> _Data provided_
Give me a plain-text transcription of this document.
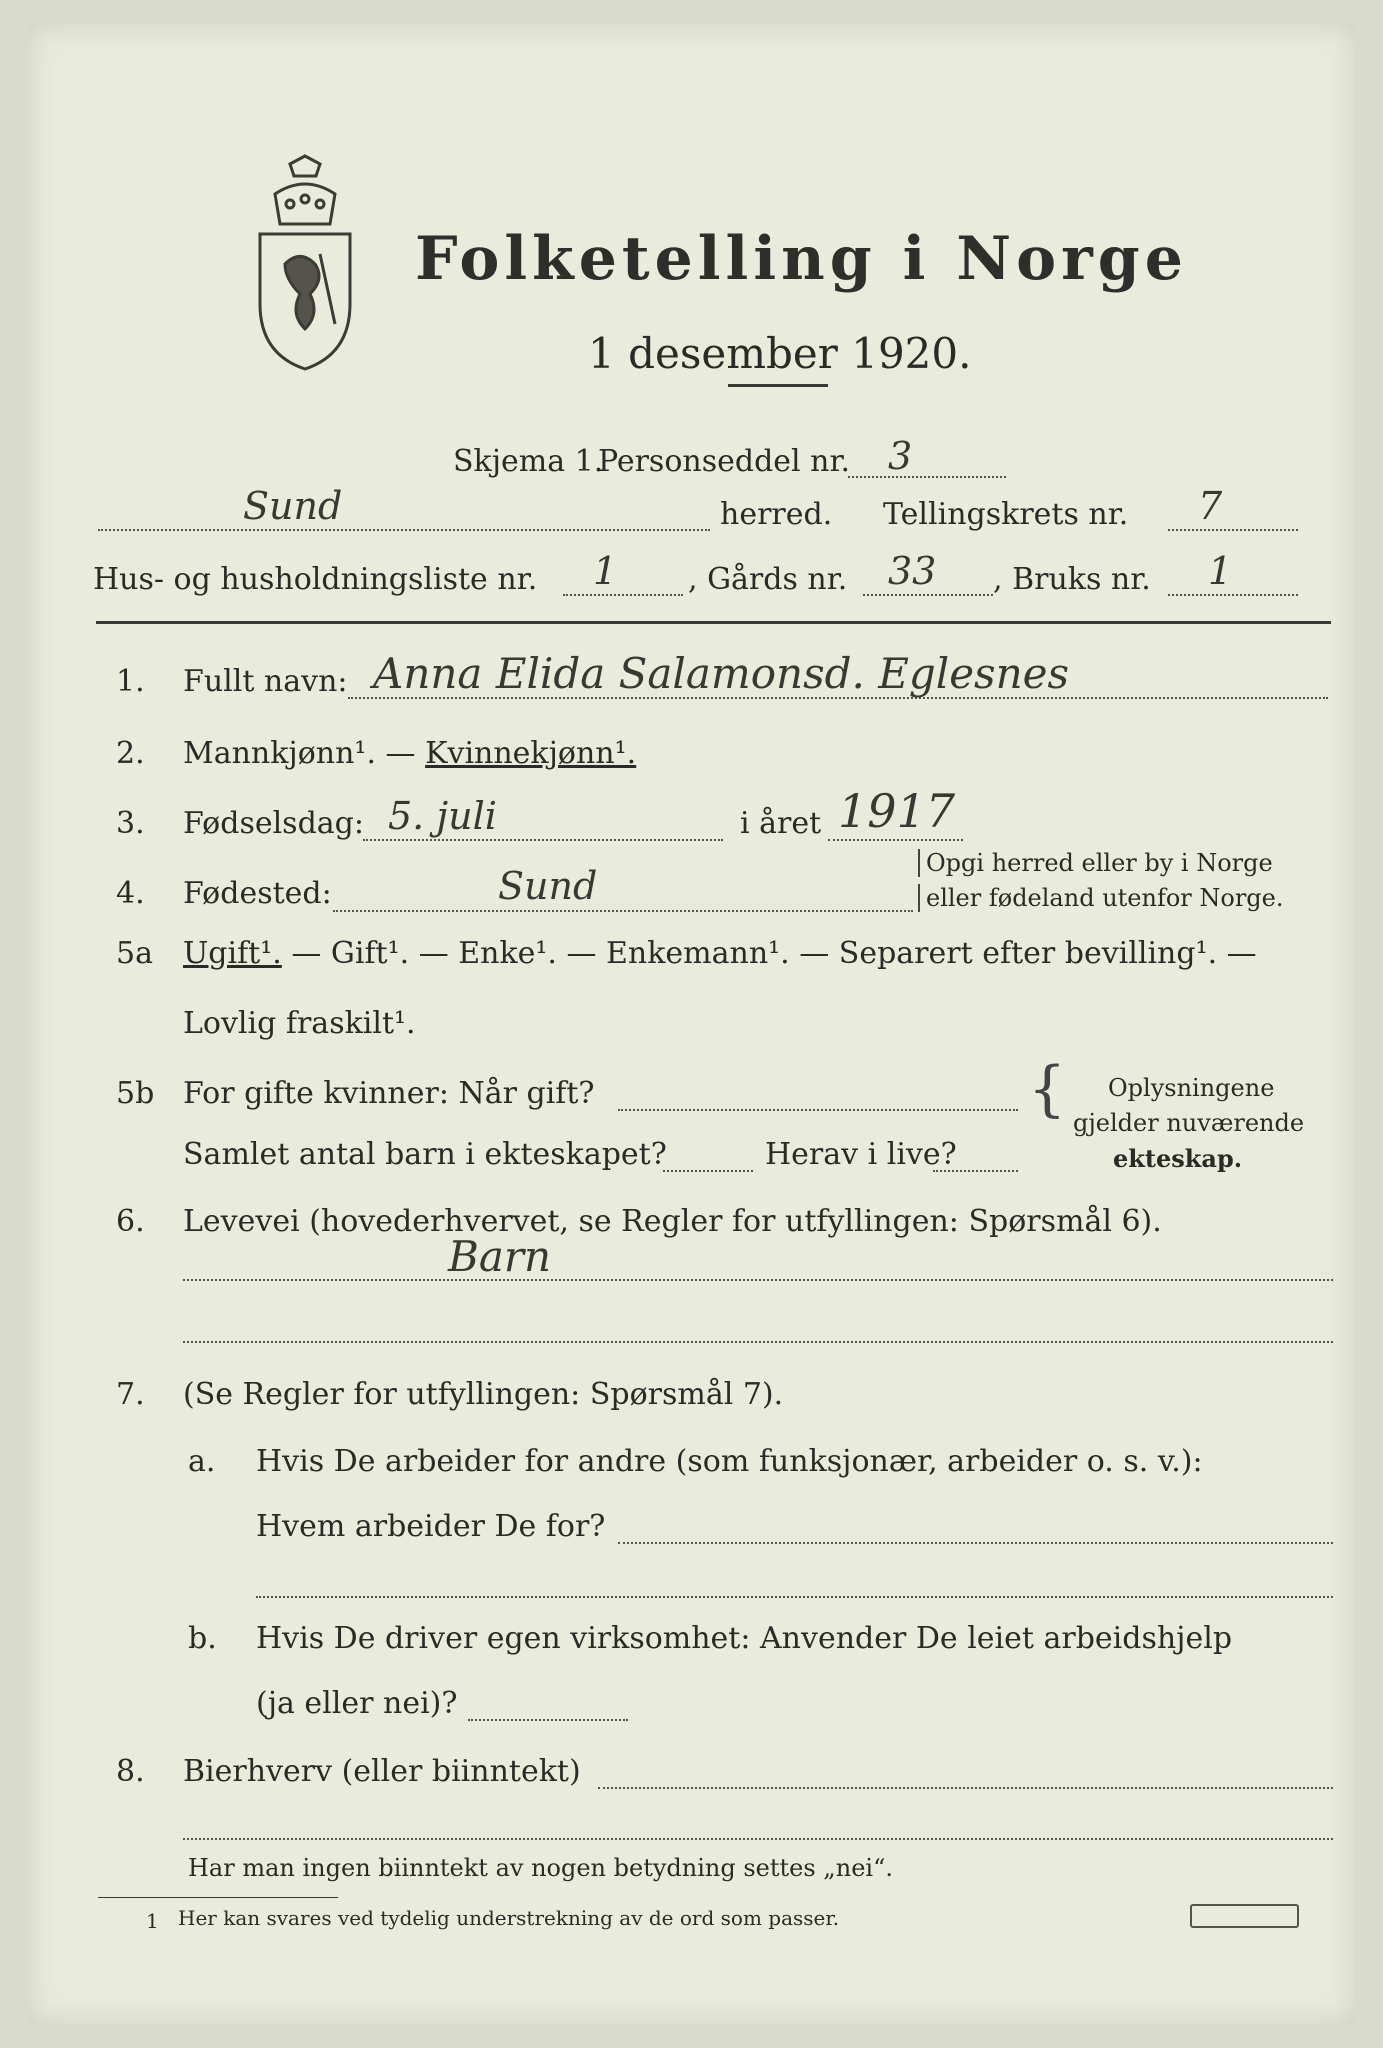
Folketelling i Norge
1 desember 1920.
Skjema 1.
Personseddel nr. 3
Sund	herred. Tellingskrets nr. 7
Hus- og husholdningsliste nr. 1 , Gårds nr. 33 , Bruks nr. 1
1. Fullt navn: Anna Elida Salamonsd. Eglesnes
2. Mannkjønn¹. — Kvinnekjønn¹.
3. Fødselsdag: 5. juli	i året 1917
4. Fødested:	Sund
Opgi herred eller by i Norge
eller fødeland utenfor Norge.
5a Ugift¹. — Gift¹. — Enke¹. — Enkemann¹. — Separert efter bevilling¹. —
Lovlig fraskilt¹.
5b For gifte kvinner: Når gift?
Samlet antal barn i ekteskapet?	Herav i live?
{ Oplysningene
gjelder nuværende
ekteskap.
6. Levevei (hovederhvervet, se Regler for utfyllingen: Spørsmål 6).
Barn
7. (Se Regler for utfyllingen: Spørsmål 7).
a. Hvis De arbeider for andre (som funksjonær, arbeider o. s. v.):
Hvem arbeider De for?
b. Hvis De driver egen virksomhet: Anvender De leiet arbeidshjelp
(ja eller nei)?
8. Bierhverv (eller biinntekt)
Har man ingen biinntekt av nogen betydning settes „nei“.
1 Her kan svares ved tydelig understrekning av de ord som passer.
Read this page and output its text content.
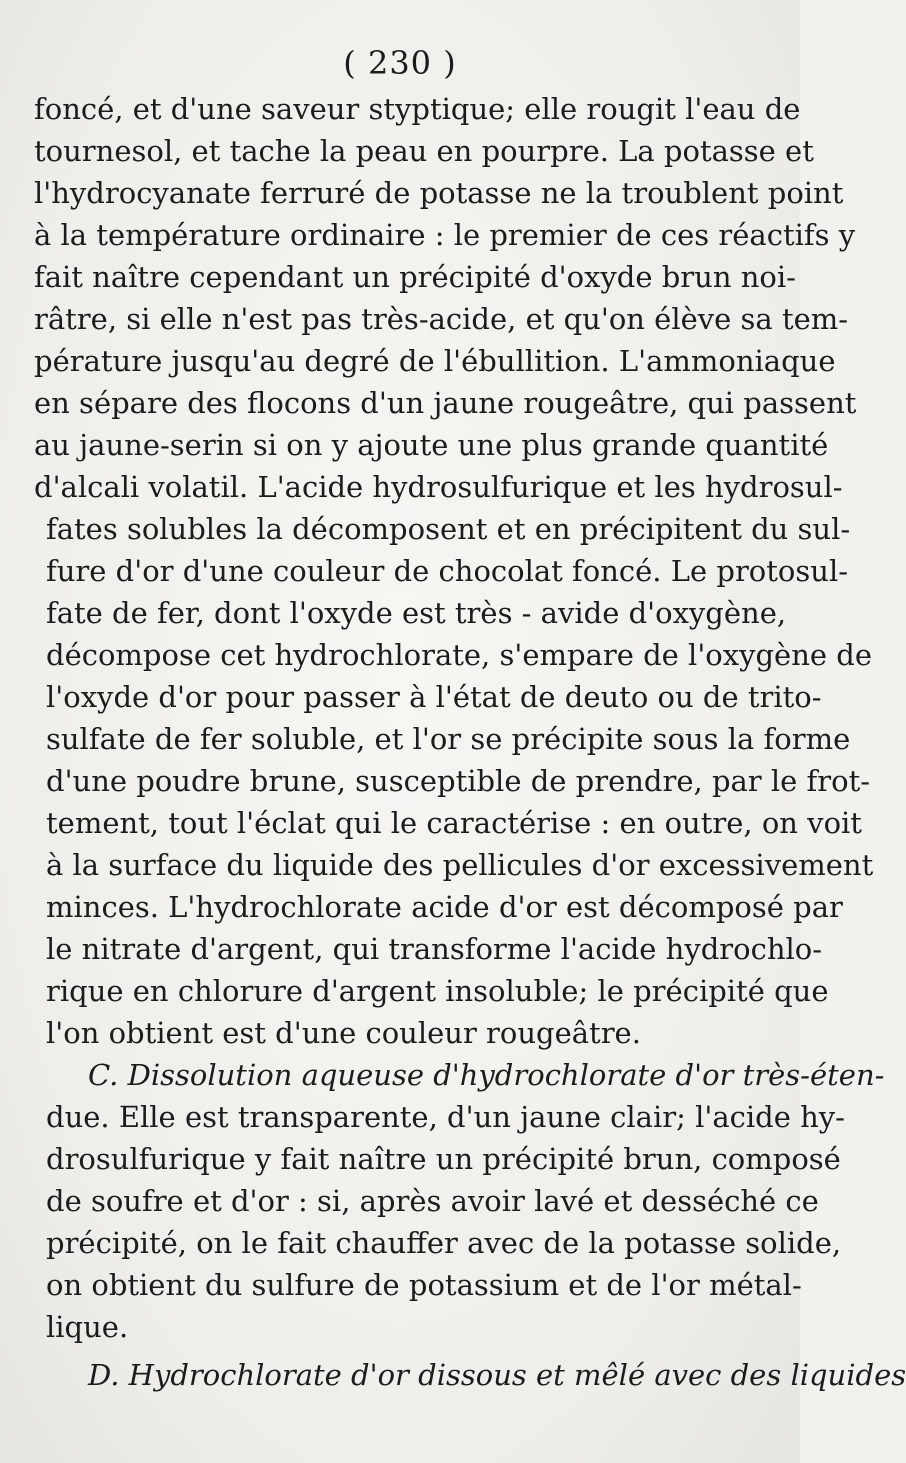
( 230 )
foncé, et d'une saveur styptique; elle rougit l'eau de
tournesol, et tache la peau en pourpre. La potasse et
l'hydrocyanate ferruré de potasse ne la troublent point
à la température ordinaire : le premier de ces réactifs y
fait naître cependant un précipité d'oxyde brun noi-
râtre, si elle n'est pas très-acide, et qu'on élève sa tem-
pérature jusqu'au degré de l'ébullition. L'ammoniaque
en sépare des flocons d'un jaune rougeâtre, qui passent
au jaune-serin si on y ajoute une plus grande quantité
d'alcali volatil. L'acide hydrosulfurique et les hydrosul-
fates solubles la décomposent et en précipitent du sul-
fure d'or d'une couleur de chocolat foncé. Le protosul-
fate de fer, dont l'oxyde est très - avide d'oxygène,
décompose cet hydrochlorate, s'empare de l'oxygène de
l'oxyde d'or pour passer à l'état de deuto ou de trito-
sulfate de fer soluble, et l'or se précipite sous la forme
d'une poudre brune, susceptible de prendre, par le frot-
tement, tout l'éclat qui le caractérise : en outre, on voit
à la surface du liquide des pellicules d'or excessivement
minces. L'hydrochlorate acide d'or est décomposé par
le nitrate d'argent, qui transforme l'acide hydrochlo-
rique en chlorure d'argent insoluble; le précipité que
l'on obtient est d'une couleur rougeâtre.
C. Dissolution aqueuse d'hydrochlorate d'or très-éten-
due. Elle est transparente, d'un jaune clair; l'acide hy-
drosulfurique y fait naître un précipité brun, composé
de soufre et d'or : si, après avoir lavé et desséché ce
précipité, on le fait chauffer avec de la potasse solide,
on obtient du sulfure de potassium et de l'or métal-
lique.
D. Hydrochlorate d'or dissous et mêlé avec des liquides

> _Exercise instructions_
Select and copy every line of the listing with the word "this".

> _Written answer_
Give me a plain-text transcription of this document.
Read this page and output its text content.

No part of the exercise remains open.